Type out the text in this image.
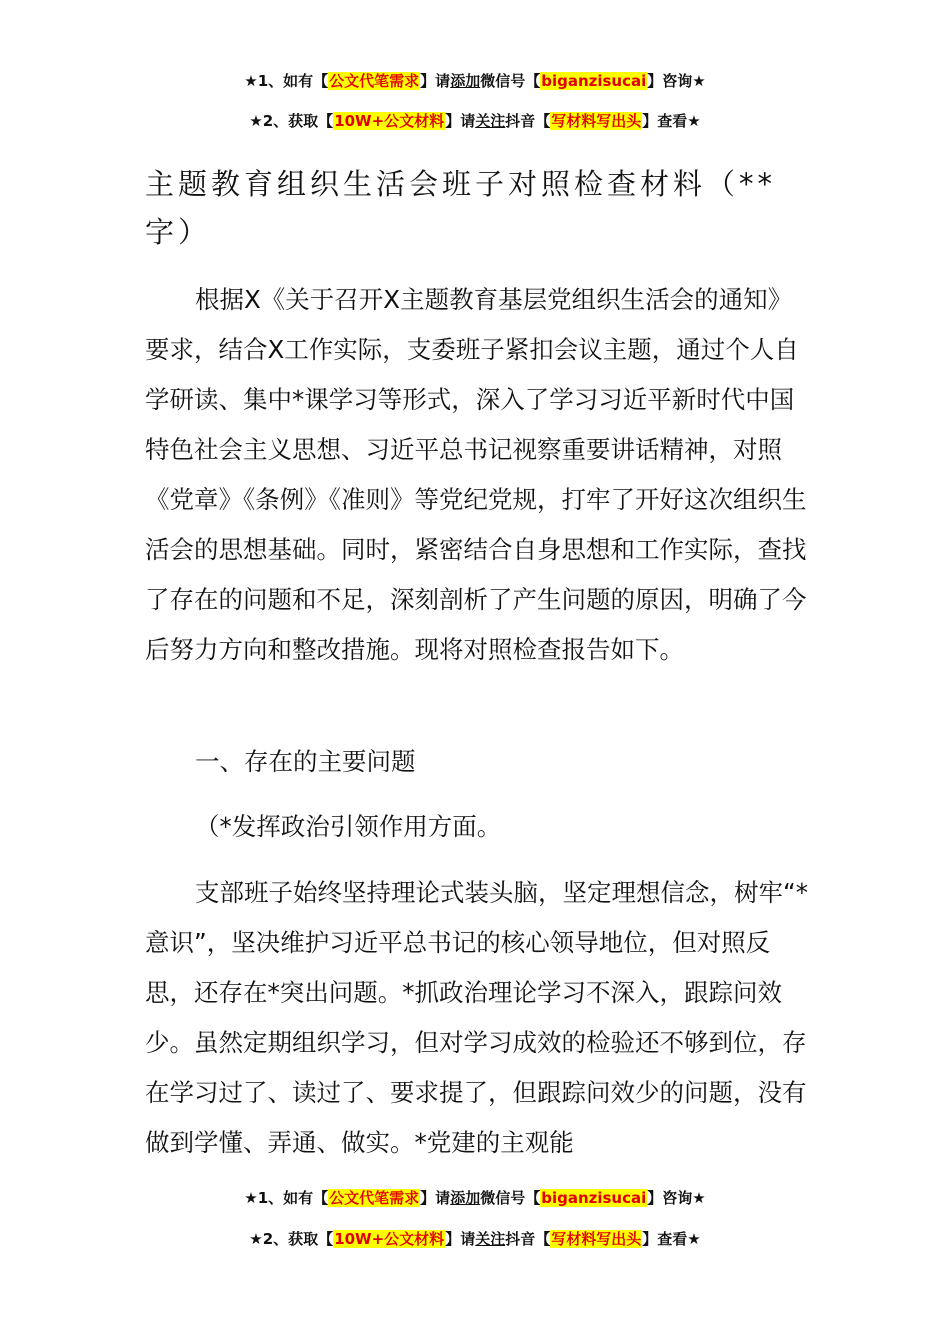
★1、如有【公文代笔需求】请添加微信号【biganzisucai】咨询★
★2、获取【10W+公文材料】请关注抖音【写材料写出头】查看★
主题教育组织生活会班子对照检查材料（**字）

根据X《关于召开X主题教育基层党组织生活会的通知》要求，结合X工作实际，支委班子紧扣会议主题，通过个人自学研读、集中*课学习等形式，深入了学习习近平新时代中国特色社会主义思想、习近平总书记视察重要讲话精神，对照《党章》《条例》《准则》等党纪党规，打牢了开好这次组织生活会的思想基础。同时，紧密结合自身思想和工作实际，查找了存在的问题和不足，深刻剖析了产生问题的原因，明确了今后努力方向和整改措施。现将对照检查报告如下。

一、存在的主要问题
（*发挥政治引领作用方面。

支部班子始终坚持理论式装头脑，坚定理想信念，树牢“*意识”，坚决维护习近平总书记的核心领导地位，但对照反思，还存在*突出问题。*抓政治理论学习不深入，跟踪问效少。虽然定期组织学习，但对学习成效的检验还不够到位，存在学习过了、读过了、要求提了，但跟踪问效少的问题，没有做到学懂、弄通、做实。*党建的主观能

★1、如有【公文代笔需求】请添加微信号【biganzisucai】咨询★
★2、获取【10W+公文材料】请关注抖音【写材料写出头】查看★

● **What is needed**
Pictures in the data above should not be copied; transcribe everything else exactly.

● **Solution to this exercise**
Type out the text in this image.
★1、如有【公文代笔需求】请添加微信号【biganzisucai】咨询★
★2、获取【10W+公文材料】请关注抖音【写材料写出头】查看★
主题教育组织生活会班子对照检查材料（**字）

根据X《关于召开X主题教育基层党组织生活会的通知》要求，结合X工作实际，支委班子紧扣会议主题，通过个人自学研读、集中*课学习等形式，深入了学习习近平新时代中国特色社会主义思想、习近平总书记视察重要讲话精神，对照《党章》《条例》《准则》等党纪党规，打牢了开好这次组织生活会的思想基础。同时，紧密结合自身思想和工作实际，查找了存在的问题和不足，深刻剖析了产生问题的原因，明确了今后努力方向和整改措施。现将对照检查报告如下。

一、存在的主要问题
（*发挥政治引领作用方面。

支部班子始终坚持理论式装头脑，坚定理想信念，树牢“*意识”，坚决维护习近平总书记的核心领导地位，但对照反思，还存在*突出问题。*抓政治理论学习不深入，跟踪问效少。虽然定期组织学习，但对学习成效的检验还不够到位，存在学习过了、读过了、要求提了，但跟踪问效少的问题，没有做到学懂、弄通、做实。*党建的主观能

★1、如有【公文代笔需求】请添加微信号【biganzisucai】咨询★
★2、获取【10W+公文材料】请关注抖音【写材料写出头】查看★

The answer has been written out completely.